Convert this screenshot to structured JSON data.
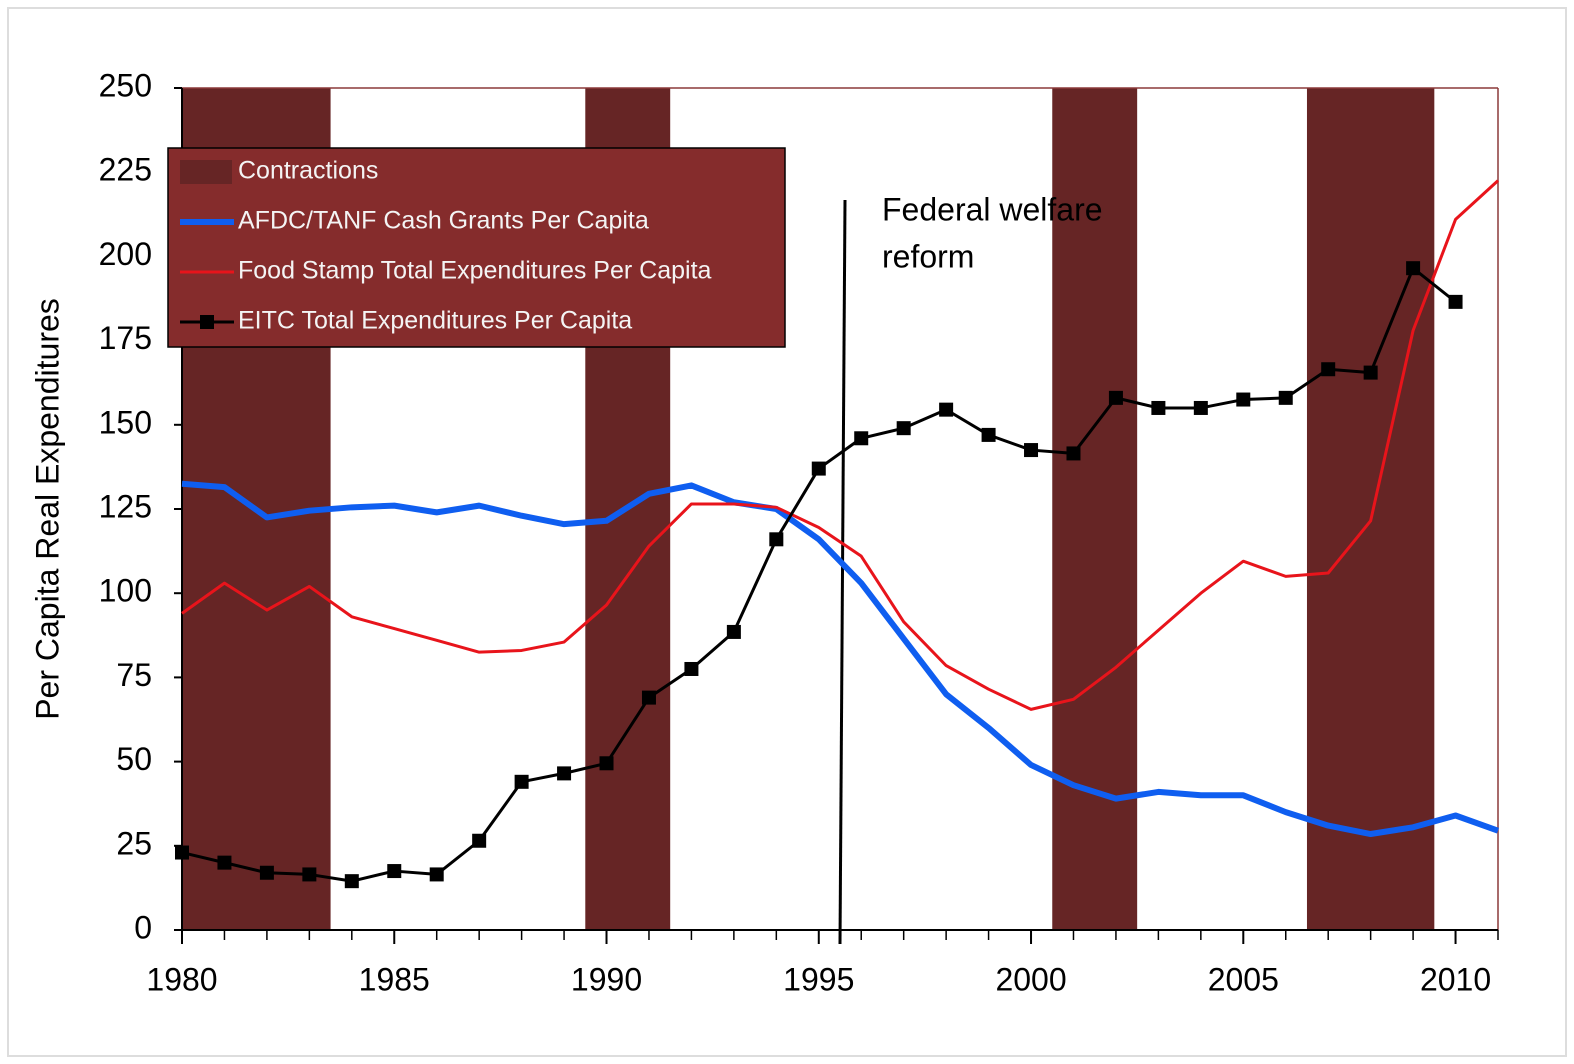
{
  "chart_data": {
    "type": "line",
    "ylabel": "Per Capita Real Expenditures",
    "x": [
      1980,
      1981,
      1982,
      1983,
      1984,
      1985,
      1986,
      1987,
      1988,
      1989,
      1990,
      1991,
      1992,
      1993,
      1994,
      1995,
      1996,
      1997,
      1998,
      1999,
      2000,
      2001,
      2002,
      2003,
      2004,
      2005,
      2006,
      2007,
      2008,
      2009,
      2010,
      2011
    ],
    "xlim": [
      1980,
      2011
    ],
    "xticks": [
      1980,
      1985,
      1990,
      1995,
      2000,
      2005,
      2010
    ],
    "xminorticks": [
      1980,
      1981,
      1982,
      1983,
      1984,
      1985,
      1986,
      1987,
      1988,
      1989,
      1990,
      1991,
      1992,
      1993,
      1994,
      1995,
      1996,
      1997,
      1998,
      1999,
      2000,
      2001,
      2002,
      2003,
      2004,
      2005,
      2006,
      2007,
      2008,
      2009,
      2010,
      2011
    ],
    "ylim": [
      0,
      250
    ],
    "yticks": [
      0,
      25,
      50,
      75,
      100,
      125,
      150,
      175,
      200,
      225,
      250
    ],
    "shaded": {
      "name": "Contractions",
      "color": "#662525",
      "periods": [
        [
          1980,
          1983.5
        ],
        [
          1989.5,
          1991.5
        ],
        [
          2000.5,
          2002.5
        ],
        [
          2006.5,
          2009.5
        ]
      ]
    },
    "series": [
      {
        "name": "AFDC/TANF Cash Grants Per Capita",
        "color": "#0f5ef0",
        "width": 6,
        "marker": false,
        "values": [
          132.5,
          131.5,
          122.5,
          124.5,
          125.5,
          126,
          124,
          126,
          123,
          120.5,
          121.5,
          129.5,
          132,
          127,
          125,
          116,
          103,
          86.5,
          70,
          60,
          49,
          43,
          39,
          41,
          40,
          40,
          35,
          31,
          28.5,
          30.5,
          34,
          29.5
        ]
      },
      {
        "name": "Food Stamp Total Expenditures Per Capita",
        "color": "#e8141b",
        "width": 3,
        "marker": false,
        "values": [
          94,
          103,
          95,
          102,
          93,
          89.5,
          86,
          82.5,
          83,
          85.5,
          96.5,
          114,
          126.5,
          126.5,
          125.5,
          119.5,
          111,
          91.5,
          78.5,
          71.5,
          65.5,
          68.5,
          78,
          89,
          100,
          109.5,
          105,
          106,
          121.5,
          178,
          211,
          222.5
        ]
      },
      {
        "name": "EITC Total Expenditures Per Capita",
        "color": "#000000",
        "width": 3,
        "marker": true,
        "values": [
          23,
          20,
          17,
          16.5,
          14.5,
          17.5,
          16.5,
          26.5,
          44,
          46.5,
          49.5,
          69,
          77.5,
          88.5,
          116,
          137,
          146,
          149,
          154.5,
          147,
          142.5,
          141.5,
          158,
          155,
          155,
          157.5,
          158,
          166.5,
          165.5,
          196.5,
          186.5,
          null
        ]
      }
    ],
    "annotation": {
      "lines": [
        "Federal welfare",
        "reform"
      ],
      "x": 1995.5
    }
  }
}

==========

**Problem description:** Quote the data above in full and without alteration; skip the pictures.

**Finished task:**
Convert this screenshot to structured JSON data.
{
  "chart_data": {
    "type": "line",
    "ylabel": "Per Capita Real Expenditures",
    "x": [
      1980,
      1981,
      1982,
      1983,
      1984,
      1985,
      1986,
      1987,
      1988,
      1989,
      1990,
      1991,
      1992,
      1993,
      1994,
      1995,
      1996,
      1997,
      1998,
      1999,
      2000,
      2001,
      2002,
      2003,
      2004,
      2005,
      2006,
      2007,
      2008,
      2009,
      2010,
      2011
    ],
    "xlim": [
      1980,
      2011
    ],
    "xticks": [
      1980,
      1985,
      1990,
      1995,
      2000,
      2005,
      2010
    ],
    "xminorticks": [
      1980,
      1981,
      1982,
      1983,
      1984,
      1985,
      1986,
      1987,
      1988,
      1989,
      1990,
      1991,
      1992,
      1993,
      1994,
      1995,
      1996,
      1997,
      1998,
      1999,
      2000,
      2001,
      2002,
      2003,
      2004,
      2005,
      2006,
      2007,
      2008,
      2009,
      2010,
      2011
    ],
    "ylim": [
      0,
      250
    ],
    "yticks": [
      0,
      25,
      50,
      75,
      100,
      125,
      150,
      175,
      200,
      225,
      250
    ],
    "shaded": {
      "name": "Contractions",
      "color": "#662525",
      "periods": [
        [
          1980,
          1983.5
        ],
        [
          1989.5,
          1991.5
        ],
        [
          2000.5,
          2002.5
        ],
        [
          2006.5,
          2009.5
        ]
      ]
    },
    "series": [
      {
        "name": "AFDC/TANF Cash Grants Per Capita",
        "color": "#0f5ef0",
        "width": 6,
        "marker": false,
        "values": [
          132.5,
          131.5,
          122.5,
          124.5,
          125.5,
          126,
          124,
          126,
          123,
          120.5,
          121.5,
          129.5,
          132,
          127,
          125,
          116,
          103,
          86.5,
          70,
          60,
          49,
          43,
          39,
          41,
          40,
          40,
          35,
          31,
          28.5,
          30.5,
          34,
          29.5
        ]
      },
      {
        "name": "Food Stamp Total Expenditures Per Capita",
        "color": "#e8141b",
        "width": 3,
        "marker": false,
        "values": [
          94,
          103,
          95,
          102,
          93,
          89.5,
          86,
          82.5,
          83,
          85.5,
          96.5,
          114,
          126.5,
          126.5,
          125.5,
          119.5,
          111,
          91.5,
          78.5,
          71.5,
          65.5,
          68.5,
          78,
          89,
          100,
          109.5,
          105,
          106,
          121.5,
          178,
          211,
          222.5
        ]
      },
      {
        "name": "EITC Total Expenditures Per Capita",
        "color": "#000000",
        "width": 3,
        "marker": true,
        "values": [
          23,
          20,
          17,
          16.5,
          14.5,
          17.5,
          16.5,
          26.5,
          44,
          46.5,
          49.5,
          69,
          77.5,
          88.5,
          116,
          137,
          146,
          149,
          154.5,
          147,
          142.5,
          141.5,
          158,
          155,
          155,
          157.5,
          158,
          166.5,
          165.5,
          196.5,
          186.5,
          null
        ]
      }
    ],
    "annotation": {
      "lines": [
        "Federal welfare",
        "reform"
      ],
      "x": 1995.5
    }
  }
}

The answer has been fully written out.